Written problem => Go through the entries below and copy each line containing the word "image".

Records that describe figures =>
--- Start ---

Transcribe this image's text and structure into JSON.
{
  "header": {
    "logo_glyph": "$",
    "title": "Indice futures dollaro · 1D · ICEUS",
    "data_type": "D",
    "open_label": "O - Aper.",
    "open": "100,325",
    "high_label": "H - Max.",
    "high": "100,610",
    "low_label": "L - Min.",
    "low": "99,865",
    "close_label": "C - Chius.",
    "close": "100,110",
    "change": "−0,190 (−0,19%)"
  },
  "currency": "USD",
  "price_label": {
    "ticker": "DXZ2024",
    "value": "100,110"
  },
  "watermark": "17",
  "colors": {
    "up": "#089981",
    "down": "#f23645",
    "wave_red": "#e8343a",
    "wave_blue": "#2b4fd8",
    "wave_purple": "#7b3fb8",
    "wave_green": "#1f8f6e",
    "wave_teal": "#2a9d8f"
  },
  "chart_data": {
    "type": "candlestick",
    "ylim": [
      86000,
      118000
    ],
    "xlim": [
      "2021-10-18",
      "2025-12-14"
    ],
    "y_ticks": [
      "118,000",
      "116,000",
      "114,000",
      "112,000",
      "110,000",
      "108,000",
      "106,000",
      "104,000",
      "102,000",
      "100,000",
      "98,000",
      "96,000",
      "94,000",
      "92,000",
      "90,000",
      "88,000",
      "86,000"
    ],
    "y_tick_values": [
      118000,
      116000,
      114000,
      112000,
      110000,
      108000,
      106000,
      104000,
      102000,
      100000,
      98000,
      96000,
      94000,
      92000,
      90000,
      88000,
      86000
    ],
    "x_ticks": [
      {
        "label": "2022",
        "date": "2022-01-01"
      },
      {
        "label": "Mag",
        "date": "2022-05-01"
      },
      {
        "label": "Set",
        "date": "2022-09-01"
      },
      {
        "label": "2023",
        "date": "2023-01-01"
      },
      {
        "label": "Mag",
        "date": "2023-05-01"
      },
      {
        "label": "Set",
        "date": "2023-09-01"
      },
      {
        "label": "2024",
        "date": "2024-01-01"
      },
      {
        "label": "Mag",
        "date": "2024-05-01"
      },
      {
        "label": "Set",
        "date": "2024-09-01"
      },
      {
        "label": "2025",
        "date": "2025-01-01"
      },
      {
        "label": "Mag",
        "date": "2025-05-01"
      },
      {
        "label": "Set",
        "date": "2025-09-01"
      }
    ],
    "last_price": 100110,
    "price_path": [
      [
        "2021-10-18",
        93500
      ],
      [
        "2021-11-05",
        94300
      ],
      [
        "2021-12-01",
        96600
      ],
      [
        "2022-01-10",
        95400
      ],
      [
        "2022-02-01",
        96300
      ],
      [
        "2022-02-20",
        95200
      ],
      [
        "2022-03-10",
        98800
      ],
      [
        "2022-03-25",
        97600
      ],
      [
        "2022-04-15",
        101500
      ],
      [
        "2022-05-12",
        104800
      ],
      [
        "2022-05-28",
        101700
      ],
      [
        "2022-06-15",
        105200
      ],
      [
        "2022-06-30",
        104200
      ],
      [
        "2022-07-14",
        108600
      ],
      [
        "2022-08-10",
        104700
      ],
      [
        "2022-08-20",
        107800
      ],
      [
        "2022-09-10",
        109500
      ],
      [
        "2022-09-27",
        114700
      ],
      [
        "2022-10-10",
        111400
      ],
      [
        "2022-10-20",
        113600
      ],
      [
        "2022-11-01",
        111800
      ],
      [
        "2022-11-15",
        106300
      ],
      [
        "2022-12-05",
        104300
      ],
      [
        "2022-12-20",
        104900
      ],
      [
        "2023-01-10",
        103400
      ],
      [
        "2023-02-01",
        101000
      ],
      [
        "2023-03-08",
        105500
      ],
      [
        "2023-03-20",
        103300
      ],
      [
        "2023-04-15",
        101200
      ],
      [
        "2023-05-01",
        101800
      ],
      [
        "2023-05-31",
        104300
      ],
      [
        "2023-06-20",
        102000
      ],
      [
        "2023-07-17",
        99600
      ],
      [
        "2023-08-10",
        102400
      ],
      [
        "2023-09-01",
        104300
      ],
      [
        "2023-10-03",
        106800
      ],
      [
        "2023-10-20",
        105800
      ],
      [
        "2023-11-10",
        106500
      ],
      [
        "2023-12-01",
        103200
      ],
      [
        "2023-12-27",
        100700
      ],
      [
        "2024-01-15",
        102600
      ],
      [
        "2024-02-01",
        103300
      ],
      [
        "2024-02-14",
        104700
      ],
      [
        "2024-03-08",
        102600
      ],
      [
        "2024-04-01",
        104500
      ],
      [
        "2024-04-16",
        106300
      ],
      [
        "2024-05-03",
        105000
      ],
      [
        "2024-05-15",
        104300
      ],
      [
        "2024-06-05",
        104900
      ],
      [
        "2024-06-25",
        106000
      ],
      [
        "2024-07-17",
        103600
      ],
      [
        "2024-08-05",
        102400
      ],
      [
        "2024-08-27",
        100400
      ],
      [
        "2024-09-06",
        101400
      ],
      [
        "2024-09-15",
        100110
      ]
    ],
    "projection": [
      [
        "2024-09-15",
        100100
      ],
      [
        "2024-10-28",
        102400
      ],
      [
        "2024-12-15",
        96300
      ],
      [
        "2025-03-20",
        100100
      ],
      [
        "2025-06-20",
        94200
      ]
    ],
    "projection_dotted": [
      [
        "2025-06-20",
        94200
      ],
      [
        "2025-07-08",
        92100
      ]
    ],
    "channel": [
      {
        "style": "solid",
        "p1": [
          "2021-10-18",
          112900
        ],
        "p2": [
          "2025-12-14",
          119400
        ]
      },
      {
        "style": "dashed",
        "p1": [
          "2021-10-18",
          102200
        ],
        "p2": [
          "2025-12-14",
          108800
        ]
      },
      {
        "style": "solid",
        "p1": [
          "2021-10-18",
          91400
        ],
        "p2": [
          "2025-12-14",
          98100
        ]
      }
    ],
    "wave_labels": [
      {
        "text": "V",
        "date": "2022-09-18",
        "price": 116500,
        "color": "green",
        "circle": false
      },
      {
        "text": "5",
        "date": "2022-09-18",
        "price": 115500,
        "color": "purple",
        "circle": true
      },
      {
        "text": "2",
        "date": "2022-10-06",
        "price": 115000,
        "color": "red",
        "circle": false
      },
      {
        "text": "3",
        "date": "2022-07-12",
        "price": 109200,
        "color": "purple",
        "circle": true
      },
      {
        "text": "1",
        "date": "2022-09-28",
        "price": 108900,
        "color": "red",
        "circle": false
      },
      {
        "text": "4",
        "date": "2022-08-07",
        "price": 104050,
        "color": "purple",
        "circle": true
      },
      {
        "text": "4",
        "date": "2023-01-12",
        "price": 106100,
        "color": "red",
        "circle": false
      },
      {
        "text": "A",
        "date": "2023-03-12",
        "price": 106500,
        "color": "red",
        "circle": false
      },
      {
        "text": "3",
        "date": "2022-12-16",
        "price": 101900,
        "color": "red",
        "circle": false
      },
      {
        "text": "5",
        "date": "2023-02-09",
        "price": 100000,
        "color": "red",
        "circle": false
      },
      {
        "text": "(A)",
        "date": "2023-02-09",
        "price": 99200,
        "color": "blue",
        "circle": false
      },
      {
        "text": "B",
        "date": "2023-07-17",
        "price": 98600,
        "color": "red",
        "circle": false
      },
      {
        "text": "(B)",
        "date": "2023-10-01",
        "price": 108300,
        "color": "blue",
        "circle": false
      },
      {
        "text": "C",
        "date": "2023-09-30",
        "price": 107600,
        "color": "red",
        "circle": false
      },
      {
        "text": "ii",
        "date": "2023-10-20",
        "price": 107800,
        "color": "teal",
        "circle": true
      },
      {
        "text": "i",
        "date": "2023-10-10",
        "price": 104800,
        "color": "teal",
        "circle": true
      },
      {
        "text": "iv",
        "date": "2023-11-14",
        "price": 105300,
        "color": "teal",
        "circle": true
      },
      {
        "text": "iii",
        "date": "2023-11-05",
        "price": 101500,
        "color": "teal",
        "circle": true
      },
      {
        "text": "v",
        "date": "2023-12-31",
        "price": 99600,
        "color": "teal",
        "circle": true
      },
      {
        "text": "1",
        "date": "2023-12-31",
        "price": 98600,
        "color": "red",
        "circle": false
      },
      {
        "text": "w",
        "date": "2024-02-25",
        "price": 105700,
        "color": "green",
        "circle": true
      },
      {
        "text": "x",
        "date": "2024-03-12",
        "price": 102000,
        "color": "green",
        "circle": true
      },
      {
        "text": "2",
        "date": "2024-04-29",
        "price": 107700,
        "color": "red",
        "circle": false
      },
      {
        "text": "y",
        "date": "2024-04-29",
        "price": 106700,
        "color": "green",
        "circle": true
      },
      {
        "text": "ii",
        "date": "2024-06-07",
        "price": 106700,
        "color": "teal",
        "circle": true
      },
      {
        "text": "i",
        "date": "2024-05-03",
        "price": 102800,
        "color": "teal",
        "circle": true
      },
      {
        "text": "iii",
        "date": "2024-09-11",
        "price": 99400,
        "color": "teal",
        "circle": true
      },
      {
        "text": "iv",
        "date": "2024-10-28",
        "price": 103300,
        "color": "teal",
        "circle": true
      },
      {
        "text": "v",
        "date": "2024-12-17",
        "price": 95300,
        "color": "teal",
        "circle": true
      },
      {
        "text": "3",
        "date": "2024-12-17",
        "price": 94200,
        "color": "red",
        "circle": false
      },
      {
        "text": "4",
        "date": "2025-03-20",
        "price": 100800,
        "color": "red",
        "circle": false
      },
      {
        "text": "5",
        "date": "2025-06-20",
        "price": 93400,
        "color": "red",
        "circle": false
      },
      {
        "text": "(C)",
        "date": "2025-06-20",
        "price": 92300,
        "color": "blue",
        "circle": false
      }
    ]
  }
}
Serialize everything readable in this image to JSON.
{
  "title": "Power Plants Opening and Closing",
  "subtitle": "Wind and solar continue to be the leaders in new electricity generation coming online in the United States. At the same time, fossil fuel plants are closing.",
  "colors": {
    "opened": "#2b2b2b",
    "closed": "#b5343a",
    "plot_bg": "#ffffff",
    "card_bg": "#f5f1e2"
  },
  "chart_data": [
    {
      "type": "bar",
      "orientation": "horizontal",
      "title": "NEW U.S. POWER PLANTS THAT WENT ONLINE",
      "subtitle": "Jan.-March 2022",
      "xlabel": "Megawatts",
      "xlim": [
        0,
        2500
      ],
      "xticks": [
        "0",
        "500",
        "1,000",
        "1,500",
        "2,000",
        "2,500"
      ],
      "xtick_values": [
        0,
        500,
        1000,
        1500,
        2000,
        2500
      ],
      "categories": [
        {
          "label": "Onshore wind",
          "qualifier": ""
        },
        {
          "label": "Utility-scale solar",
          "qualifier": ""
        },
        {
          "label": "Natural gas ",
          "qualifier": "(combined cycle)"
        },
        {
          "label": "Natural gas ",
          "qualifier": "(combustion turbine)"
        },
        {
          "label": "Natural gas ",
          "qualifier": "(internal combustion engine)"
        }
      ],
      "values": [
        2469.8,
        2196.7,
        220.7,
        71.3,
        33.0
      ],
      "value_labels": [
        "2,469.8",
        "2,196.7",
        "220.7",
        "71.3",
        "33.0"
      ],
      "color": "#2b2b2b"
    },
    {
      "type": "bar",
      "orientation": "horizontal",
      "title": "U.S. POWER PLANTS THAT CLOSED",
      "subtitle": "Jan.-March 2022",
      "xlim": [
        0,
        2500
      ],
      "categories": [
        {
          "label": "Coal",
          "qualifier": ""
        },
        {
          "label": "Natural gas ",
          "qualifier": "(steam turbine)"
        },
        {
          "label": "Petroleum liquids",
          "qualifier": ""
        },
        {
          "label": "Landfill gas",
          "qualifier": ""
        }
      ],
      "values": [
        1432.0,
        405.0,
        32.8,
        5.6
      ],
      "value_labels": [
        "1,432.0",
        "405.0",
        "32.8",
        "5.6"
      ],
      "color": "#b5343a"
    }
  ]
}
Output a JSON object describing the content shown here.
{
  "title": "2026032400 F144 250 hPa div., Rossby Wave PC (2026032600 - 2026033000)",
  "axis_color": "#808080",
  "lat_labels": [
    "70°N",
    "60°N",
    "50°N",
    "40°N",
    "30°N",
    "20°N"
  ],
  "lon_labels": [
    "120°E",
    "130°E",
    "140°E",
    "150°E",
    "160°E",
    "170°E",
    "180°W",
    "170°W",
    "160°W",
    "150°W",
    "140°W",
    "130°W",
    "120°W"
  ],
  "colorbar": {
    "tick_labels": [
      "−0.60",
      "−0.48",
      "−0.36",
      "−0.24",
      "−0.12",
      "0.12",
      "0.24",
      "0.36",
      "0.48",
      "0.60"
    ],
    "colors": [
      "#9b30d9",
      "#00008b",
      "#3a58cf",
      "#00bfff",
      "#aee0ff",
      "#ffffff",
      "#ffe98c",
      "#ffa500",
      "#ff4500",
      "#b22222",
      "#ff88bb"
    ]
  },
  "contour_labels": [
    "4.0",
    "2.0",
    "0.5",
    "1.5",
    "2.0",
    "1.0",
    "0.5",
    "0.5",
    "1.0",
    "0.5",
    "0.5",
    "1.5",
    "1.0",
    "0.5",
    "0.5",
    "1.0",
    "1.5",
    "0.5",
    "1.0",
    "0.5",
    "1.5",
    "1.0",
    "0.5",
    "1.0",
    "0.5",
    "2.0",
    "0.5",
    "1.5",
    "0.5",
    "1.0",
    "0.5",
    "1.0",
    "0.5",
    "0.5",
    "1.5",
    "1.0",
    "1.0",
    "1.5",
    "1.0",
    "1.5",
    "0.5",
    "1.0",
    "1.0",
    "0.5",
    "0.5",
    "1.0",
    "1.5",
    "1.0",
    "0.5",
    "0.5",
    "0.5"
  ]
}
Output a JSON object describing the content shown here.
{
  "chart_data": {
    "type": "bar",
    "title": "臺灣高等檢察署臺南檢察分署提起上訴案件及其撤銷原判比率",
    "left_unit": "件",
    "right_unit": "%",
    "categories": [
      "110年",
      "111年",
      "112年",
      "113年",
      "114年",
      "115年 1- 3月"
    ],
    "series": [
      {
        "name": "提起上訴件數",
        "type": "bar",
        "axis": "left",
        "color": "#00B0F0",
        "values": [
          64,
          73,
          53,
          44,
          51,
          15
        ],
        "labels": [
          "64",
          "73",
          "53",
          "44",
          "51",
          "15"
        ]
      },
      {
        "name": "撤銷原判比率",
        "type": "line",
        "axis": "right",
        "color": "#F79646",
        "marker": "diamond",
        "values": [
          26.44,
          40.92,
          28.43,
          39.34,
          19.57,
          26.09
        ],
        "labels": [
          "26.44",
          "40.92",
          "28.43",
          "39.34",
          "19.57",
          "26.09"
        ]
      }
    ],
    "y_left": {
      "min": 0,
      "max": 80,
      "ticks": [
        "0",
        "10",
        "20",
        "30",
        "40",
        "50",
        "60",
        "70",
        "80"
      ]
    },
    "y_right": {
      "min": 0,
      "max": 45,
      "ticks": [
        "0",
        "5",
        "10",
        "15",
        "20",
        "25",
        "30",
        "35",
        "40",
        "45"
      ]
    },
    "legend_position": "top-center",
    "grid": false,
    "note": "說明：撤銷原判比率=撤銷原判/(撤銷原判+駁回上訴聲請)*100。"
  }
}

--- End ---

Exercise answer =>
Transcribe this image's text and structure into JSON.
Serialize everything readable in this image to JSON.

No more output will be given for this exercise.